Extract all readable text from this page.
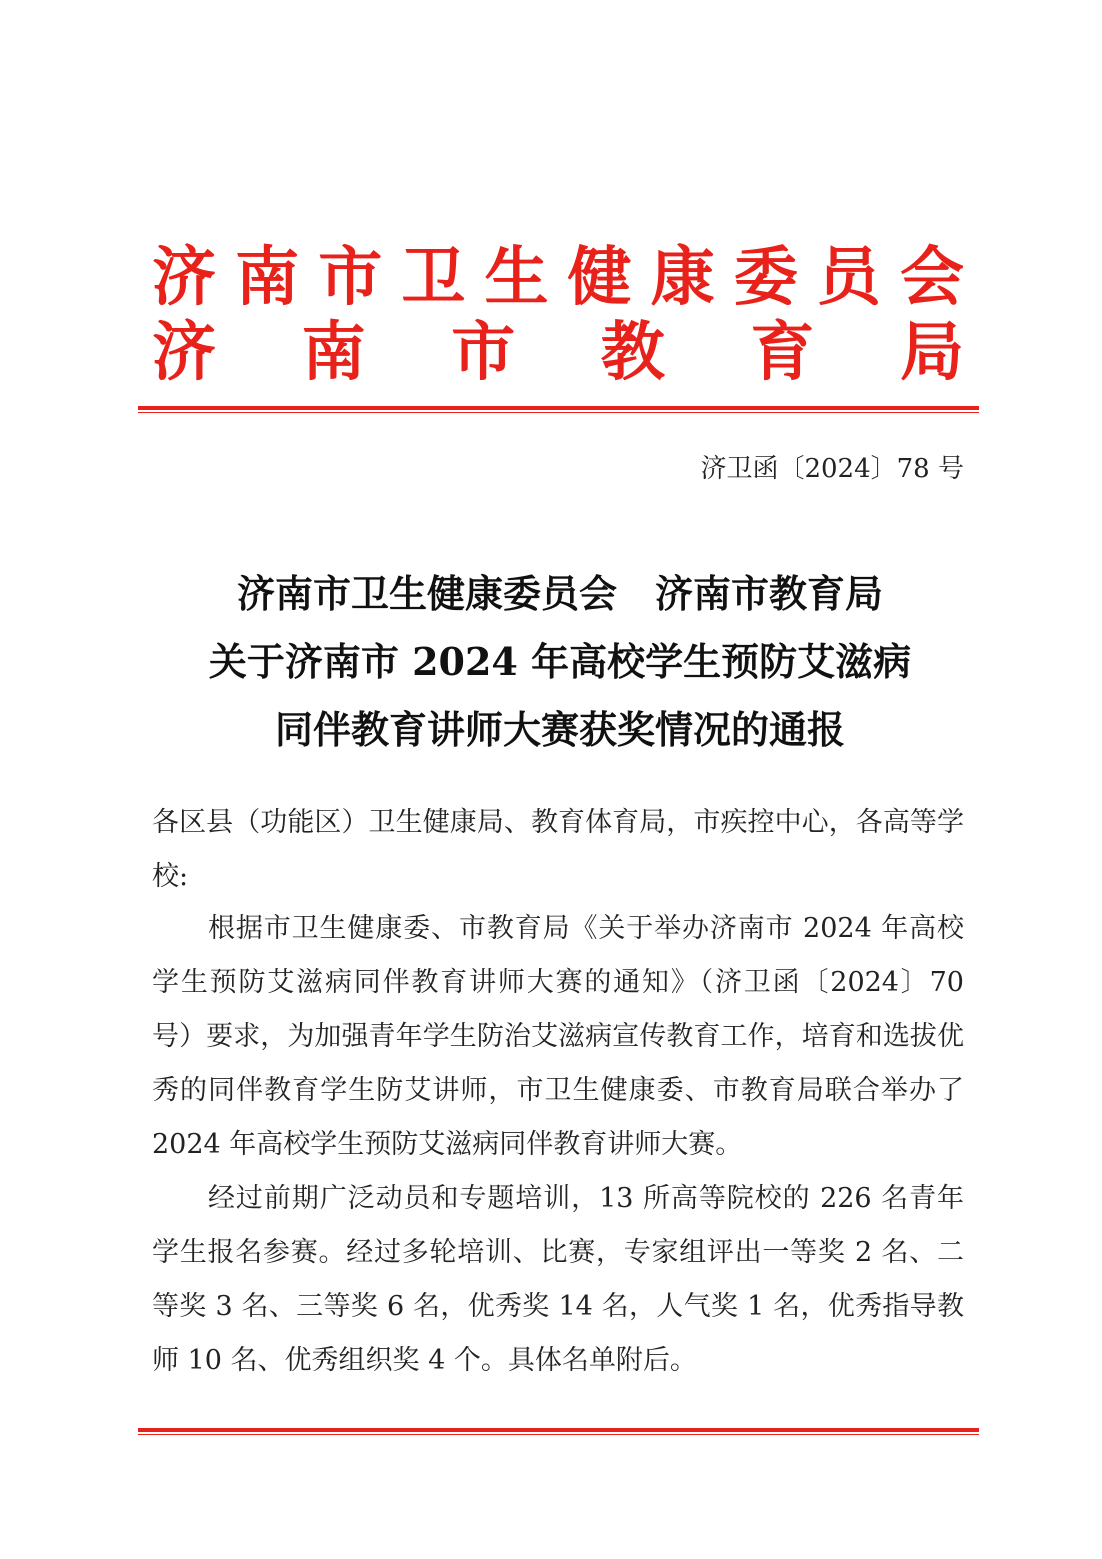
济 南 市 卫 生 健 康 委 员 会
济 南 市 教 育 局
济卫函〔2024〕78 号
济南市卫生健康委员会　济南市教育局
关于济南市 2024 年高校学生预防艾滋病
同伴教育讲师大赛获奖情况的通报
各区县（功能区）卫生健康局、教育体育局，市疾控中心，各高等学校:
根据市卫生健康委、市教育局《关于举办济南市 2024 年高校学生预防艾滋病同伴教育讲师大赛的通知》（济卫函〔2024〕70 号）要求，为加强青年学生防治艾滋病宣传教育工作，培育和选拔优秀的同伴教育学生防艾讲师，市卫生健康委、市教育局联合举办了 2024 年高校学生预防艾滋病同伴教育讲师大赛。
经过前期广泛动员和专题培训，13 所高等院校的 226 名青年学生报名参赛。经过多轮培训、比赛，专家组评出一等奖 2 名、二等奖 3 名、三等奖 6 名，优秀奖 14 名，人气奖 1 名，优秀指导教师 10 名、优秀组织奖 4 个。具体名单附后。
------------------------------
- WHAT NEEDS TO BE DONE:
Repeat the records word for word. Any picture in them should be left out.

- FINAL RESULT:
Extract all readable text from this page.
济 南 市 卫 生 健 康 委 员 会
济 南 市 教 育 局
济卫函〔2024〕78 号
济南市卫生健康委员会　济南市教育局
关于济南市 2024 年高校学生预防艾滋病
同伴教育讲师大赛获奖情况的通报
各区县（功能区）卫生健康局、教育体育局，市疾控中心，各高等学校:
根据市卫生健康委、市教育局《关于举办济南市 2024 年高校学生预防艾滋病同伴教育讲师大赛的通知》（济卫函〔2024〕70 号）要求，为加强青年学生防治艾滋病宣传教育工作，培育和选拔优秀的同伴教育学生防艾讲师，市卫生健康委、市教育局联合举办了 2024 年高校学生预防艾滋病同伴教育讲师大赛。
经过前期广泛动员和专题培训，13 所高等院校的 226 名青年学生报名参赛。经过多轮培训、比赛，专家组评出一等奖 2 名、二等奖 3 名、三等奖 6 名，优秀奖 14 名，人气奖 1 名，优秀指导教师 10 名、优秀组织奖 4 个。具体名单附后。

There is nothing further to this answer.